►

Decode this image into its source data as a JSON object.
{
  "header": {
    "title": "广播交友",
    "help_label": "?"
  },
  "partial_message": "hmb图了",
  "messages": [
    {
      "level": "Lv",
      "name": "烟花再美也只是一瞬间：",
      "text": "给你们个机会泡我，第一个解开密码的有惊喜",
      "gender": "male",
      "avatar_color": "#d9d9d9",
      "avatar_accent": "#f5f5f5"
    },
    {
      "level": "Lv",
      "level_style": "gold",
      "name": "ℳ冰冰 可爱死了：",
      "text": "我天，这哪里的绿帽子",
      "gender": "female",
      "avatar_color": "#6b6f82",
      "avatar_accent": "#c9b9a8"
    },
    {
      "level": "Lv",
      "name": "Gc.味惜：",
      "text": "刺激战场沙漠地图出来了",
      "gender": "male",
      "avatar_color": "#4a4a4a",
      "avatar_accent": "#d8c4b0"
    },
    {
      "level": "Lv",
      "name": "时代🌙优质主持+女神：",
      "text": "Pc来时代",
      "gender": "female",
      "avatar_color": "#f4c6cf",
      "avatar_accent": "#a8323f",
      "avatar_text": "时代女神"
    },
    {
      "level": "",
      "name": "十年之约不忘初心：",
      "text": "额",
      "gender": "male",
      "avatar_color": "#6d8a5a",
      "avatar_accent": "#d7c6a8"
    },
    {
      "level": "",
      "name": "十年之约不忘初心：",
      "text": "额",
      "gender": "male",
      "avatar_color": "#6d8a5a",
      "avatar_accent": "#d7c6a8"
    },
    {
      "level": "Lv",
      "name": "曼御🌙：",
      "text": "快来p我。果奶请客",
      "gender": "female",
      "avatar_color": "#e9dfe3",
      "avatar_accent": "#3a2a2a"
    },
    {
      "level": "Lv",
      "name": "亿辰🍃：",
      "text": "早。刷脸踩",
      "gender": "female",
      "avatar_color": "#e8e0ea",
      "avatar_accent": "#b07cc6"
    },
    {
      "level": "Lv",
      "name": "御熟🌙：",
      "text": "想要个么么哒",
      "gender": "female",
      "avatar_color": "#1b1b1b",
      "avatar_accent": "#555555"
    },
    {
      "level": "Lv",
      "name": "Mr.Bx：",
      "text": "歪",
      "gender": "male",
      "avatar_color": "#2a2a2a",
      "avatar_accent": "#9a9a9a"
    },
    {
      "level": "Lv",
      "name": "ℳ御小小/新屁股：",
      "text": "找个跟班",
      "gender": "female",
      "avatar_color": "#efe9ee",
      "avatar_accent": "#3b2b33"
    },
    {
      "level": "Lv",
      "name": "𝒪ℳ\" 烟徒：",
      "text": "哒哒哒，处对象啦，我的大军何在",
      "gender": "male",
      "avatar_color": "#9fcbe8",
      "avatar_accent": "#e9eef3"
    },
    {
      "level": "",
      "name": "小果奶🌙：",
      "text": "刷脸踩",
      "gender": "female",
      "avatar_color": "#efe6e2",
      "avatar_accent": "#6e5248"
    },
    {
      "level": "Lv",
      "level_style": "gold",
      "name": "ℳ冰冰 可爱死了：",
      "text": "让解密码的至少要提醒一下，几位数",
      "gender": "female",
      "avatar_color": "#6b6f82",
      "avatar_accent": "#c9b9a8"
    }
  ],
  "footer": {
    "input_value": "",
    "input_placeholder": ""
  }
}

◄

* [WHAT IS EXPECTED]
Return each line of the data exactly as written above.

* [CORRECT RESULT]
Decode this image into its source data as a JSON object.
{
  "header": {
    "title": "广播交友",
    "help_label": "?"
  },
  "partial_message": "hmb图了",
  "messages": [
    {
      "level": "Lv",
      "name": "烟花再美也只是一瞬间：",
      "text": "给你们个机会泡我，第一个解开密码的有惊喜",
      "gender": "male",
      "avatar_color": "#d9d9d9",
      "avatar_accent": "#f5f5f5"
    },
    {
      "level": "Lv",
      "level_style": "gold",
      "name": "ℳ冰冰 可爱死了：",
      "text": "我天，这哪里的绿帽子",
      "gender": "female",
      "avatar_color": "#6b6f82",
      "avatar_accent": "#c9b9a8"
    },
    {
      "level": "Lv",
      "name": "Gc.味惜：",
      "text": "刺激战场沙漠地图出来了",
      "gender": "male",
      "avatar_color": "#4a4a4a",
      "avatar_accent": "#d8c4b0"
    },
    {
      "level": "Lv",
      "name": "时代🌙优质主持+女神：",
      "text": "Pc来时代",
      "gender": "female",
      "avatar_color": "#f4c6cf",
      "avatar_accent": "#a8323f",
      "avatar_text": "时代女神"
    },
    {
      "level": "",
      "name": "十年之约不忘初心：",
      "text": "额",
      "gender": "male",
      "avatar_color": "#6d8a5a",
      "avatar_accent": "#d7c6a8"
    },
    {
      "level": "",
      "name": "十年之约不忘初心：",
      "text": "额",
      "gender": "male",
      "avatar_color": "#6d8a5a",
      "avatar_accent": "#d7c6a8"
    },
    {
      "level": "Lv",
      "name": "曼御🌙：",
      "text": "快来p我。果奶请客",
      "gender": "female",
      "avatar_color": "#e9dfe3",
      "avatar_accent": "#3a2a2a"
    },
    {
      "level": "Lv",
      "name": "亿辰🍃：",
      "text": "早。刷脸踩",
      "gender": "female",
      "avatar_color": "#e8e0ea",
      "avatar_accent": "#b07cc6"
    },
    {
      "level": "Lv",
      "name": "御熟🌙：",
      "text": "想要个么么哒",
      "gender": "female",
      "avatar_color": "#1b1b1b",
      "avatar_accent": "#555555"
    },
    {
      "level": "Lv",
      "name": "Mr.Bx：",
      "text": "歪",
      "gender": "male",
      "avatar_color": "#2a2a2a",
      "avatar_accent": "#9a9a9a"
    },
    {
      "level": "Lv",
      "name": "ℳ御小小/新屁股：",
      "text": "找个跟班",
      "gender": "female",
      "avatar_color": "#efe9ee",
      "avatar_accent": "#3b2b33"
    },
    {
      "level": "Lv",
      "name": "𝒪ℳ\" 烟徒：",
      "text": "哒哒哒，处对象啦，我的大军何在",
      "gender": "male",
      "avatar_color": "#9fcbe8",
      "avatar_accent": "#e9eef3"
    },
    {
      "level": "",
      "name": "小果奶🌙：",
      "text": "刷脸踩",
      "gender": "female",
      "avatar_color": "#efe6e2",
      "avatar_accent": "#6e5248"
    },
    {
      "level": "Lv",
      "level_style": "gold",
      "name": "ℳ冰冰 可爱死了：",
      "text": "让解密码的至少要提醒一下，几位数",
      "gender": "female",
      "avatar_color": "#6b6f82",
      "avatar_accent": "#c9b9a8"
    }
  ],
  "footer": {
    "input_value": "",
    "input_placeholder": ""
  }
}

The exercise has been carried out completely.